### Given problem
The listing beneath should be written out in full, exactly as shown.

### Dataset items
══════════

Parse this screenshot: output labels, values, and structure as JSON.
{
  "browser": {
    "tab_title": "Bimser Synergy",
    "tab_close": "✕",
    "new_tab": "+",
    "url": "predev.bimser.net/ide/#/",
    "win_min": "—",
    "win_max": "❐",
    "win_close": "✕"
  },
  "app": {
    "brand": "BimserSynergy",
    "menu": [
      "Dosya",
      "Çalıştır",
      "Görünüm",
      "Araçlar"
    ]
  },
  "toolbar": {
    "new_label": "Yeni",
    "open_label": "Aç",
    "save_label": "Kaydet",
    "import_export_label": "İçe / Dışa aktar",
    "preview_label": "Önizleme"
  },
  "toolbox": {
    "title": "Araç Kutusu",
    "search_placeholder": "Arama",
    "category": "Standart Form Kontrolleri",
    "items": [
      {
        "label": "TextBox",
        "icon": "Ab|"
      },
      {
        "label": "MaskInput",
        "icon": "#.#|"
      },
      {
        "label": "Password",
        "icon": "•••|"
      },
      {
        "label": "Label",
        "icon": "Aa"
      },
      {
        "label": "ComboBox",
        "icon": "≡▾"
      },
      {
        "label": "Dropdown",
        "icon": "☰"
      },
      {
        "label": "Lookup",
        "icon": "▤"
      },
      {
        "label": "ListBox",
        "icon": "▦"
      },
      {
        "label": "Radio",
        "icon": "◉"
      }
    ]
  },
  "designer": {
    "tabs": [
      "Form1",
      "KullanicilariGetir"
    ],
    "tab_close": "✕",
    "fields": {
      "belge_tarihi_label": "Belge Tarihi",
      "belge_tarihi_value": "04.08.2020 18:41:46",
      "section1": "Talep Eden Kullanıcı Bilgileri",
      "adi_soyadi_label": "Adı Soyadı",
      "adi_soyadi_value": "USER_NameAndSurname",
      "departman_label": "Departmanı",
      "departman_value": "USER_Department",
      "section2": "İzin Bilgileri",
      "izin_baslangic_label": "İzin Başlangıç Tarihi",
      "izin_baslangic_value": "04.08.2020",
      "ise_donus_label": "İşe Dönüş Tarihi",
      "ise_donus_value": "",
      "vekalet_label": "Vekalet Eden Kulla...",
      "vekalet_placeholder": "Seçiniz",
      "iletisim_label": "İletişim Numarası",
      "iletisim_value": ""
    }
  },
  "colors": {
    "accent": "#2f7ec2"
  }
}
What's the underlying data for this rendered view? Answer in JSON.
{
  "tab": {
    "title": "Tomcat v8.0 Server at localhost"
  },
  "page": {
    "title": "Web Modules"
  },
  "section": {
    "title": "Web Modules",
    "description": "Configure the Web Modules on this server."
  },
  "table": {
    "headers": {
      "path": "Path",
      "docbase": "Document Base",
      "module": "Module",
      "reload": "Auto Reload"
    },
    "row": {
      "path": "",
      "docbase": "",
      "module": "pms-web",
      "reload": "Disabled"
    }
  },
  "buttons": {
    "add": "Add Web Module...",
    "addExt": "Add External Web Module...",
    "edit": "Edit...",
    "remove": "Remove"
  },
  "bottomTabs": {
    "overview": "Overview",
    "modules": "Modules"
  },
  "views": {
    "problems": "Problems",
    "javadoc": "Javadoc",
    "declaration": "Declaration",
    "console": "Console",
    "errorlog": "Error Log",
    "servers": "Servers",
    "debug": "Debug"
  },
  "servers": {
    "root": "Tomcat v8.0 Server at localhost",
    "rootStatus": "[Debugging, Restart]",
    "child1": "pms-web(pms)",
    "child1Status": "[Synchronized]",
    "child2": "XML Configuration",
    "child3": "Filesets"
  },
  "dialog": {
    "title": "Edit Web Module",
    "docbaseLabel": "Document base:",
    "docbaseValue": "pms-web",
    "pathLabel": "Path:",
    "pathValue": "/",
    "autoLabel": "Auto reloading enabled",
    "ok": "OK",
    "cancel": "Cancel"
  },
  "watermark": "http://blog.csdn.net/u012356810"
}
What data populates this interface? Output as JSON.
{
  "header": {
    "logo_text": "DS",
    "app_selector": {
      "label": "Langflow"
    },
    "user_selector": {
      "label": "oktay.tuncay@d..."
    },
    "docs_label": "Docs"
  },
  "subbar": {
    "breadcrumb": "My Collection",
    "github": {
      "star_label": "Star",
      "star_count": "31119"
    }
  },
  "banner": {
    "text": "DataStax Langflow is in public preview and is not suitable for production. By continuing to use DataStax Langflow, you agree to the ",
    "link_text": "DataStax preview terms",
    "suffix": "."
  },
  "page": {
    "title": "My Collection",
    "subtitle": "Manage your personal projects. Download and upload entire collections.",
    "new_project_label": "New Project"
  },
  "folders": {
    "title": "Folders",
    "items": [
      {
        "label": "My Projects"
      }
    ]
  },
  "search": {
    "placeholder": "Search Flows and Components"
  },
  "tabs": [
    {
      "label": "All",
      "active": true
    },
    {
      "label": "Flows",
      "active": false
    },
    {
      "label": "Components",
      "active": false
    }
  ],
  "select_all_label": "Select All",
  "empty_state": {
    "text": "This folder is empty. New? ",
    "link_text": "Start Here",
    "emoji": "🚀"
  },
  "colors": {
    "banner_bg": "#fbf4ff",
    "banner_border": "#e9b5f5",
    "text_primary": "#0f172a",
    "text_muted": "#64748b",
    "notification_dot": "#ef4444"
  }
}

══════════

### Exercise solution
Parse this screenshot: output labels, values, and structure as JSON.
{
  "browser": {
    "tab_title": "Bimser Synergy",
    "tab_close": "✕",
    "new_tab": "+",
    "url": "predev.bimser.net/ide/#/",
    "win_min": "—",
    "win_max": "❐",
    "win_close": "✕"
  },
  "app": {
    "brand": "BimserSynergy",
    "menu": [
      "Dosya",
      "Çalıştır",
      "Görünüm",
      "Araçlar"
    ]
  },
  "toolbar": {
    "new_label": "Yeni",
    "open_label": "Aç",
    "save_label": "Kaydet",
    "import_export_label": "İçe / Dışa aktar",
    "preview_label": "Önizleme"
  },
  "toolbox": {
    "title": "Araç Kutusu",
    "search_placeholder": "Arama",
    "category": "Standart Form Kontrolleri",
    "items": [
      {
        "label": "TextBox",
        "icon": "Ab|"
      },
      {
        "label": "MaskInput",
        "icon": "#.#|"
      },
      {
        "label": "Password",
        "icon": "•••|"
      },
      {
        "label": "Label",
        "icon": "Aa"
      },
      {
        "label": "ComboBox",
        "icon": "≡▾"
      },
      {
        "label": "Dropdown",
        "icon": "☰"
      },
      {
        "label": "Lookup",
        "icon": "▤"
      },
      {
        "label": "ListBox",
        "icon": "▦"
      },
      {
        "label": "Radio",
        "icon": "◉"
      }
    ]
  },
  "designer": {
    "tabs": [
      "Form1",
      "KullanicilariGetir"
    ],
    "tab_close": "✕",
    "fields": {
      "belge_tarihi_label": "Belge Tarihi",
      "belge_tarihi_value": "04.08.2020 18:41:46",
      "section1": "Talep Eden Kullanıcı Bilgileri",
      "adi_soyadi_label": "Adı Soyadı",
      "adi_soyadi_value": "USER_NameAndSurname",
      "departman_label": "Departmanı",
      "departman_value": "USER_Department",
      "section2": "İzin Bilgileri",
      "izin_baslangic_label": "İzin Başlangıç Tarihi",
      "izin_baslangic_value": "04.08.2020",
      "ise_donus_label": "İşe Dönüş Tarihi",
      "ise_donus_value": "",
      "vekalet_label": "Vekalet Eden Kulla...",
      "vekalet_placeholder": "Seçiniz",
      "iletisim_label": "İletişim Numarası",
      "iletisim_value": ""
    }
  },
  "colors": {
    "accent": "#2f7ec2"
  }
}
What's the underlying data for this rendered view? Answer in JSON.
{
  "tab": {
    "title": "Tomcat v8.0 Server at localhost"
  },
  "page": {
    "title": "Web Modules"
  },
  "section": {
    "title": "Web Modules",
    "description": "Configure the Web Modules on this server."
  },
  "table": {
    "headers": {
      "path": "Path",
      "docbase": "Document Base",
      "module": "Module",
      "reload": "Auto Reload"
    },
    "row": {
      "path": "",
      "docbase": "",
      "module": "pms-web",
      "reload": "Disabled"
    }
  },
  "buttons": {
    "add": "Add Web Module...",
    "addExt": "Add External Web Module...",
    "edit": "Edit...",
    "remove": "Remove"
  },
  "bottomTabs": {
    "overview": "Overview",
    "modules": "Modules"
  },
  "views": {
    "problems": "Problems",
    "javadoc": "Javadoc",
    "declaration": "Declaration",
    "console": "Console",
    "errorlog": "Error Log",
    "servers": "Servers",
    "debug": "Debug"
  },
  "servers": {
    "root": "Tomcat v8.0 Server at localhost",
    "rootStatus": "[Debugging, Restart]",
    "child1": "pms-web(pms)",
    "child1Status": "[Synchronized]",
    "child2": "XML Configuration",
    "child3": "Filesets"
  },
  "dialog": {
    "title": "Edit Web Module",
    "docbaseLabel": "Document base:",
    "docbaseValue": "pms-web",
    "pathLabel": "Path:",
    "pathValue": "/",
    "autoLabel": "Auto reloading enabled",
    "ok": "OK",
    "cancel": "Cancel"
  },
  "watermark": "http://blog.csdn.net/u012356810"
}
What data populates this interface? Output as JSON.
{
  "header": {
    "logo_text": "DS",
    "app_selector": {
      "label": "Langflow"
    },
    "user_selector": {
      "label": "oktay.tuncay@d..."
    },
    "docs_label": "Docs"
  },
  "subbar": {
    "breadcrumb": "My Collection",
    "github": {
      "star_label": "Star",
      "star_count": "31119"
    }
  },
  "banner": {
    "text": "DataStax Langflow is in public preview and is not suitable for production. By continuing to use DataStax Langflow, you agree to the ",
    "link_text": "DataStax preview terms",
    "suffix": "."
  },
  "page": {
    "title": "My Collection",
    "subtitle": "Manage your personal projects. Download and upload entire collections.",
    "new_project_label": "New Project"
  },
  "folders": {
    "title": "Folders",
    "items": [
      {
        "label": "My Projects"
      }
    ]
  },
  "search": {
    "placeholder": "Search Flows and Components"
  },
  "tabs": [
    {
      "label": "All",
      "active": true
    },
    {
      "label": "Flows",
      "active": false
    },
    {
      "label": "Components",
      "active": false
    }
  ],
  "select_all_label": "Select All",
  "empty_state": {
    "text": "This folder is empty. New? ",
    "link_text": "Start Here",
    "emoji": "🚀"
  },
  "colors": {
    "banner_bg": "#fbf4ff",
    "banner_border": "#e9b5f5",
    "text_primary": "#0f172a",
    "text_muted": "#64748b",
    "notification_dot": "#ef4444"
  }
}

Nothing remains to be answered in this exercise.